— BEGIN Entries supplied —
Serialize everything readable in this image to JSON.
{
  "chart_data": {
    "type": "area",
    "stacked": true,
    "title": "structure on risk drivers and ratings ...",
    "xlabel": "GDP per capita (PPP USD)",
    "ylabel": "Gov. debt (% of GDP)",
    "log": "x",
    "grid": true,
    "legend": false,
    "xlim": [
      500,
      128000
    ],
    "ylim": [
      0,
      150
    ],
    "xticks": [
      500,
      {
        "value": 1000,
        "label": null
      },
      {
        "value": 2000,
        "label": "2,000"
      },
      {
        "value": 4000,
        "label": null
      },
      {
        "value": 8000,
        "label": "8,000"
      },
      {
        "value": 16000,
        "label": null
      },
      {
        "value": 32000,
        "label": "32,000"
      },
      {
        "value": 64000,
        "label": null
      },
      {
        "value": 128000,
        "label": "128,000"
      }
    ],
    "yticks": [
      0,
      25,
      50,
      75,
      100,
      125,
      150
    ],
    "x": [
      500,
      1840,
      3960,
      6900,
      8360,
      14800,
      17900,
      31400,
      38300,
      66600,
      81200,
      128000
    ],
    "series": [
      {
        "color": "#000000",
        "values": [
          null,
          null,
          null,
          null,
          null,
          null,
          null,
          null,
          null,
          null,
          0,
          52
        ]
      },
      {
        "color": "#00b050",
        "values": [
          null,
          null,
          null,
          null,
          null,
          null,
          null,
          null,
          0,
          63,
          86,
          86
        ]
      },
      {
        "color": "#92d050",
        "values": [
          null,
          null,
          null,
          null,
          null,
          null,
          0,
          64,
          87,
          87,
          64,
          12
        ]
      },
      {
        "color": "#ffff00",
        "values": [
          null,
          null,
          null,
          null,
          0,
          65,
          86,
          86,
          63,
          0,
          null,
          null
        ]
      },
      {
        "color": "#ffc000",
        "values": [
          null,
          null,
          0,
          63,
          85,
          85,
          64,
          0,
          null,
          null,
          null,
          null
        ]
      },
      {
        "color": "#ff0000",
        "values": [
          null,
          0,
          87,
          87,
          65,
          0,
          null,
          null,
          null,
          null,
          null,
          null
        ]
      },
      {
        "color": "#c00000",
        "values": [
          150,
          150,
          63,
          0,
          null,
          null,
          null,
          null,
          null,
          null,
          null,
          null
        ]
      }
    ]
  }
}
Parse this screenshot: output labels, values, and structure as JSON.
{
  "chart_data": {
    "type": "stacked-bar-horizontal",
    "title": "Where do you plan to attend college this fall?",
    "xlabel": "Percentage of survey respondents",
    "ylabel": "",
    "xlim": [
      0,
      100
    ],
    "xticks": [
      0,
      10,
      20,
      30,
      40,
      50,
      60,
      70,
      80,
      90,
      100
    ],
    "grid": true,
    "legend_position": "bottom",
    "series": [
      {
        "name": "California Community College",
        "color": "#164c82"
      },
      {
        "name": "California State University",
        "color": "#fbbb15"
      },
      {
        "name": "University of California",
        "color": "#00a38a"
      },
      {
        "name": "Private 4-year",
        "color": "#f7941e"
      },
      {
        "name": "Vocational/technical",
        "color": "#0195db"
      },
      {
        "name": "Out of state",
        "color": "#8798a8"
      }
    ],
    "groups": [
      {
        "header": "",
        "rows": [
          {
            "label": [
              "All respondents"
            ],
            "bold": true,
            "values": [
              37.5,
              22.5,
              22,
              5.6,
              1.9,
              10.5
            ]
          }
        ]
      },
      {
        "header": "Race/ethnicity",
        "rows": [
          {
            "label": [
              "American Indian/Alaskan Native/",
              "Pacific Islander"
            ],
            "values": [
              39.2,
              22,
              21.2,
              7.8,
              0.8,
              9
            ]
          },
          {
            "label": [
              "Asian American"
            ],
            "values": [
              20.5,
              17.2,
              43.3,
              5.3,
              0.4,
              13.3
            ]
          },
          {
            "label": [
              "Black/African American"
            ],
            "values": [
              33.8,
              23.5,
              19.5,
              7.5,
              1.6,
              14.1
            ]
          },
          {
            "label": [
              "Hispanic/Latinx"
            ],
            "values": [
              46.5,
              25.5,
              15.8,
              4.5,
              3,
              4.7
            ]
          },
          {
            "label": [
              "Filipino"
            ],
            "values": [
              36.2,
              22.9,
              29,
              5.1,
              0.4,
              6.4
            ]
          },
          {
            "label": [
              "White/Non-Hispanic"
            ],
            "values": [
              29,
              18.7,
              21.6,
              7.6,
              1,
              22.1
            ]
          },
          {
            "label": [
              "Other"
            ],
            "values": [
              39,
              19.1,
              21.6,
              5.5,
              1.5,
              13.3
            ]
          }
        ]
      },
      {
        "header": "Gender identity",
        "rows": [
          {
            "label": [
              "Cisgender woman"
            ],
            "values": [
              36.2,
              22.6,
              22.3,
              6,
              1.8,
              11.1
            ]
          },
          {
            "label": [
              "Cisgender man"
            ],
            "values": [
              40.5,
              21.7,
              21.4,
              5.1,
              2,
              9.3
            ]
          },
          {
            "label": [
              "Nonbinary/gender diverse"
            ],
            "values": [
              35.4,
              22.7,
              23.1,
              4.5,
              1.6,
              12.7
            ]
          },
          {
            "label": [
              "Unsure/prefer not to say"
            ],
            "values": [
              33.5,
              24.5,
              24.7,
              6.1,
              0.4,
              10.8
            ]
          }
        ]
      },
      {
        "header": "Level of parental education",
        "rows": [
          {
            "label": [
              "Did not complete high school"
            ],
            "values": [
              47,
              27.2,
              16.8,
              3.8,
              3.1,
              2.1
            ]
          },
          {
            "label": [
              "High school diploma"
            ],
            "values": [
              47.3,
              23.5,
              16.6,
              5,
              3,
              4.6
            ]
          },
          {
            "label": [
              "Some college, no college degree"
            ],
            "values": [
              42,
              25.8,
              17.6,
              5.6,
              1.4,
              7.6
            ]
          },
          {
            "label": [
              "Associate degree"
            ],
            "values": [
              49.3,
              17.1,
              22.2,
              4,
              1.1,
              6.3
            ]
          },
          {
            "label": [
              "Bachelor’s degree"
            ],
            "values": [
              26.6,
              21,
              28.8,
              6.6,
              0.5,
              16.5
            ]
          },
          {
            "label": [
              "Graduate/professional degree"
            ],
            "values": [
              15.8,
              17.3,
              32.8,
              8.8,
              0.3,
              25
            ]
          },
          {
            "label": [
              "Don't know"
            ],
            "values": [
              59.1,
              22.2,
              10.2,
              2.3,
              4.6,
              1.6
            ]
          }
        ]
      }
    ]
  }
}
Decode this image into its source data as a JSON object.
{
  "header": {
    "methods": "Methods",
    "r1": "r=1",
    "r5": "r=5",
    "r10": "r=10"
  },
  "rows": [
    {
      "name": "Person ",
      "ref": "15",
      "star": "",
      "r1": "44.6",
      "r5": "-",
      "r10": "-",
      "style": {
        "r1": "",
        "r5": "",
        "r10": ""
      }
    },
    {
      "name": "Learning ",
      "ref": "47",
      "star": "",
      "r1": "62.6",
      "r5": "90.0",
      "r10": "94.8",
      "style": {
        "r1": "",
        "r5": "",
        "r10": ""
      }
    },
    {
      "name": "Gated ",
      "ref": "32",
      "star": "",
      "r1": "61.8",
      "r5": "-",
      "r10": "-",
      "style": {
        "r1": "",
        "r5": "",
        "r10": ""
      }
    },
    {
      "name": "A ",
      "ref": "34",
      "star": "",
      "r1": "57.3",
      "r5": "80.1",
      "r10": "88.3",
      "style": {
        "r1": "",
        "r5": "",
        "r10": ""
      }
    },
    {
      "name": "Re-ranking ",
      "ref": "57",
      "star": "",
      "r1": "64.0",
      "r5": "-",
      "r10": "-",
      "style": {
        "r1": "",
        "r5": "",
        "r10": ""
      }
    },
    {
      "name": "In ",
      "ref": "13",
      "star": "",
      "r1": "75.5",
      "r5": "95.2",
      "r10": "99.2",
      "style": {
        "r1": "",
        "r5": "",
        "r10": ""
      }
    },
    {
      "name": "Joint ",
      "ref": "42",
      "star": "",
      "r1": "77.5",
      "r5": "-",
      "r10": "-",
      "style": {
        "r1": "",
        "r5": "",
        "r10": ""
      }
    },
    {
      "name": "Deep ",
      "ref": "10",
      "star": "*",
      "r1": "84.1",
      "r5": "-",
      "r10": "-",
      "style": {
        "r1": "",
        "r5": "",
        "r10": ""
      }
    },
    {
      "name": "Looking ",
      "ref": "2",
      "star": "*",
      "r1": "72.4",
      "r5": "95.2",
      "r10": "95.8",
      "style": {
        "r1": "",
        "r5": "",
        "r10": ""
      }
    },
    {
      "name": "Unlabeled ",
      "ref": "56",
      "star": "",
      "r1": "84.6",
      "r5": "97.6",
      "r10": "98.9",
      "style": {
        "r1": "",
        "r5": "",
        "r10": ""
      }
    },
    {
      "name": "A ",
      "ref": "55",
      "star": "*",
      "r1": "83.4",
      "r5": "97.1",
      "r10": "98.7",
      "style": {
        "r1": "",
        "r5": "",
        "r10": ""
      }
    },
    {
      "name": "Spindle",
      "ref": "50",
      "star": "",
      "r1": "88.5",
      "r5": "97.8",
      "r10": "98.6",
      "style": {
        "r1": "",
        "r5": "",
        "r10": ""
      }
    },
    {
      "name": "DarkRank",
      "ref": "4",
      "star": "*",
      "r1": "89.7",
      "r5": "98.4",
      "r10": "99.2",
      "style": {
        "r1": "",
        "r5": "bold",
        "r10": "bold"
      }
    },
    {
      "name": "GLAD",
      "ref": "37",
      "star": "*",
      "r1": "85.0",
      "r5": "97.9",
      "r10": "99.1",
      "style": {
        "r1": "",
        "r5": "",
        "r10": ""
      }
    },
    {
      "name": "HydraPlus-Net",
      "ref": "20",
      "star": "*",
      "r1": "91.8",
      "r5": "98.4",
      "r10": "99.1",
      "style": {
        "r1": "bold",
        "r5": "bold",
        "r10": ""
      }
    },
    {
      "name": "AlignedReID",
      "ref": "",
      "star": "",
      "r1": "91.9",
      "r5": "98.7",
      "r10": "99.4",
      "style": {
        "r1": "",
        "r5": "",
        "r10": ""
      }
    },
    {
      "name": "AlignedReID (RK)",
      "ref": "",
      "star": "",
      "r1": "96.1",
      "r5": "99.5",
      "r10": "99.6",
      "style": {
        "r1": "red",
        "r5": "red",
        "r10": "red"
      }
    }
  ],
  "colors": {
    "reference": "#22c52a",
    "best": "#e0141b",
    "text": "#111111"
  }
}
— END Entries supplied —
→ **Stated task**
Which lines hold the word "stacked"? Show each one.

→ **Result for this task**
    "stacked": true,
    "type": "stacked-bar-horizontal",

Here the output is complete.